◆ Assignment:
Every single entry must be restated word for word.
Supplied entries section start
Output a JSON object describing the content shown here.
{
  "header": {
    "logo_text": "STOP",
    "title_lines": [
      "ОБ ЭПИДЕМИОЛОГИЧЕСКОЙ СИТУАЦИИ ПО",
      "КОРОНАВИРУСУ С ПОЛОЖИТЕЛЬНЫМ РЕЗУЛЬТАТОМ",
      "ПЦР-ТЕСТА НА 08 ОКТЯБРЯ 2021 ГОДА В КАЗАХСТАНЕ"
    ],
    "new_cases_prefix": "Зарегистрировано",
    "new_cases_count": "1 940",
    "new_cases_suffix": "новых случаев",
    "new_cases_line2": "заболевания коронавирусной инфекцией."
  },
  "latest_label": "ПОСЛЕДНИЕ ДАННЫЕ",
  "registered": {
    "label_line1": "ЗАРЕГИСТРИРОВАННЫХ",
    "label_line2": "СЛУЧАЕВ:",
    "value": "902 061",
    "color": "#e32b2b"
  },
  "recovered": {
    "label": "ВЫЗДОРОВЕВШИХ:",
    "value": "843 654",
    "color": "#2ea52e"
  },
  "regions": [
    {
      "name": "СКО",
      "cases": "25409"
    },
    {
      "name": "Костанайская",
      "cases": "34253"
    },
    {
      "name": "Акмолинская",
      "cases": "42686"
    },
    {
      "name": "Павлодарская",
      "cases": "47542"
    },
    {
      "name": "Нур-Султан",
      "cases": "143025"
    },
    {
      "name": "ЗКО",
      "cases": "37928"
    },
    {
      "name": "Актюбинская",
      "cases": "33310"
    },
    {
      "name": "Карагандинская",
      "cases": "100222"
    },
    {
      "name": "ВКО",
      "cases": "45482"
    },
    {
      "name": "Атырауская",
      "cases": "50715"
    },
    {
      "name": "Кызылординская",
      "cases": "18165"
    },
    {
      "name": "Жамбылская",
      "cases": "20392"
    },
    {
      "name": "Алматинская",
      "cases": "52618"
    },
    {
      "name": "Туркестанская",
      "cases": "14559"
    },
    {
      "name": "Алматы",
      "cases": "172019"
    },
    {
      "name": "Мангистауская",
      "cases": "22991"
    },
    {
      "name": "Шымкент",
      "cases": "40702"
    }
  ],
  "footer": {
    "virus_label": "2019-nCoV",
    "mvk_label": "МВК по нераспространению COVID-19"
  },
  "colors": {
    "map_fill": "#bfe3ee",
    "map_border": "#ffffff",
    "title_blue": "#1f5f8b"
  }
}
Supplied entries section end
◆ Result below:
Output a JSON object describing the content shown here.
{
  "header": {
    "logo_text": "STOP",
    "title_lines": [
      "ОБ ЭПИДЕМИОЛОГИЧЕСКОЙ СИТУАЦИИ ПО",
      "КОРОНАВИРУСУ С ПОЛОЖИТЕЛЬНЫМ РЕЗУЛЬТАТОМ",
      "ПЦР-ТЕСТА НА 08 ОКТЯБРЯ 2021 ГОДА В КАЗАХСТАНЕ"
    ],
    "new_cases_prefix": "Зарегистрировано",
    "new_cases_count": "1 940",
    "new_cases_suffix": "новых случаев",
    "new_cases_line2": "заболевания коронавирусной инфекцией."
  },
  "latest_label": "ПОСЛЕДНИЕ ДАННЫЕ",
  "registered": {
    "label_line1": "ЗАРЕГИСТРИРОВАННЫХ",
    "label_line2": "СЛУЧАЕВ:",
    "value": "902 061",
    "color": "#e32b2b"
  },
  "recovered": {
    "label": "ВЫЗДОРОВЕВШИХ:",
    "value": "843 654",
    "color": "#2ea52e"
  },
  "regions": [
    {
      "name": "СКО",
      "cases": "25409"
    },
    {
      "name": "Костанайская",
      "cases": "34253"
    },
    {
      "name": "Акмолинская",
      "cases": "42686"
    },
    {
      "name": "Павлодарская",
      "cases": "47542"
    },
    {
      "name": "Нур-Султан",
      "cases": "143025"
    },
    {
      "name": "ЗКО",
      "cases": "37928"
    },
    {
      "name": "Актюбинская",
      "cases": "33310"
    },
    {
      "name": "Карагандинская",
      "cases": "100222"
    },
    {
      "name": "ВКО",
      "cases": "45482"
    },
    {
      "name": "Атырауская",
      "cases": "50715"
    },
    {
      "name": "Кызылординская",
      "cases": "18165"
    },
    {
      "name": "Жамбылская",
      "cases": "20392"
    },
    {
      "name": "Алматинская",
      "cases": "52618"
    },
    {
      "name": "Туркестанская",
      "cases": "14559"
    },
    {
      "name": "Алматы",
      "cases": "172019"
    },
    {
      "name": "Мангистауская",
      "cases": "22991"
    },
    {
      "name": "Шымкент",
      "cases": "40702"
    }
  ],
  "footer": {
    "virus_label": "2019-nCoV",
    "mvk_label": "МВК по нераспространению COVID-19"
  },
  "colors": {
    "map_fill": "#bfe3ee",
    "map_border": "#ffffff",
    "title_blue": "#1f5f8b"
  }
}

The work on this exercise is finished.